**WORK REQUIRED:** Every entry below should be transcribed exactly; pictures stay out of the copy.

**SUPPLIED DATA:**
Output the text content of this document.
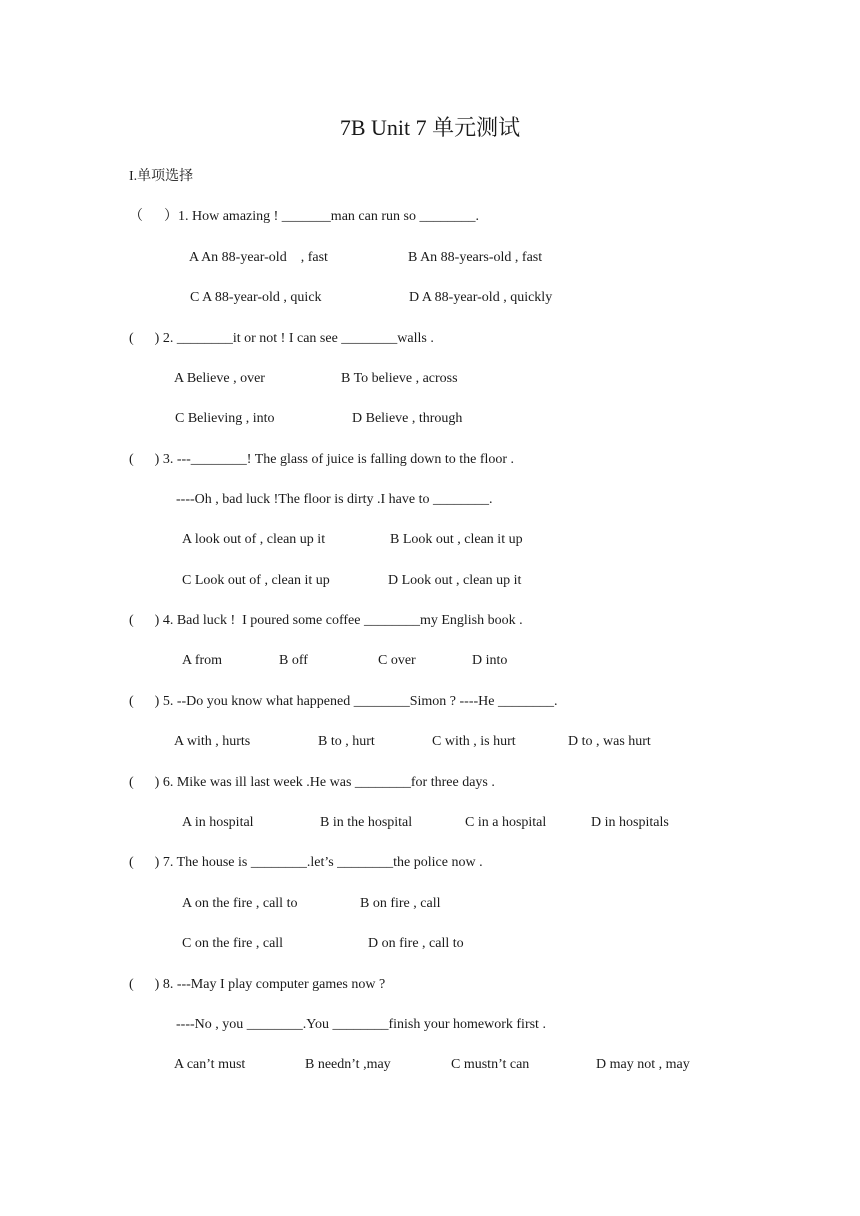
7B Unit 7 单元测试
I.单项选择
（      ）1. How amazing ! _______man can run so ________.
A An 88-year-old    , fast	B An 88-years-old , fast
C A 88-year-old , quick	D A 88-year-old , quickly
(      ) 2. ________it or not ! I can see ________walls .
A Believe , over	B To believe , across
C Believing , into	D Believe , through
(      ) 3. ---________! The glass of juice is falling down to the floor .
----Oh , bad luck !The floor is dirty .I have to ________.
A look out of , clean up it	B Look out , clean it up
C Look out of , clean it up	D Look out , clean up it
(      ) 4. Bad luck !  I poured some coffee ________my English book .
A from	B off	C over	D into
(      ) 5. --Do you know what happened ________Simon ? ----He ________.
A with , hurts	B to , hurt	C with , is hurt	D to , was hurt
(      ) 6. Mike was ill last week .He was ________for three days .
A in hospital	B in the hospital	C in a hospital	D in hospitals
(      ) 7. The house is ________.let’s ________the police now .
A on the fire , call to	B on fire , call
C on the fire , call	D on fire , call to
(      ) 8. ---May I play computer games now ?
----No , you ________.You ________finish your homework first .
A can’t must	B needn’t ,may	C mustn’t can	D may not , may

**FULL RESPONSE:**
Output the text content of this document.
7B Unit 7 单元测试
I.单项选择
（      ）1. How amazing ! _______man can run so ________.
A An 88-year-old    , fast	B An 88-years-old , fast
C A 88-year-old , quick	D A 88-year-old , quickly
(      ) 2. ________it or not ! I can see ________walls .
A Believe , over	B To believe , across
C Believing , into	D Believe , through
(      ) 3. ---________! The glass of juice is falling down to the floor .
----Oh , bad luck !The floor is dirty .I have to ________.
A look out of , clean up it	B Look out , clean it up
C Look out of , clean it up	D Look out , clean up it
(      ) 4. Bad luck !  I poured some coffee ________my English book .
A from	B off	C over	D into
(      ) 5. --Do you know what happened ________Simon ? ----He ________.
A with , hurts	B to , hurt	C with , is hurt	D to , was hurt
(      ) 6. Mike was ill last week .He was ________for three days .
A in hospital	B in the hospital	C in a hospital	D in hospitals
(      ) 7. The house is ________.let’s ________the police now .
A on the fire , call to	B on fire , call
C on the fire , call	D on fire , call to
(      ) 8. ---May I play computer games now ?
----No , you ________.You ________finish your homework first .
A can’t must	B needn’t ,may	C mustn’t can	D may not , may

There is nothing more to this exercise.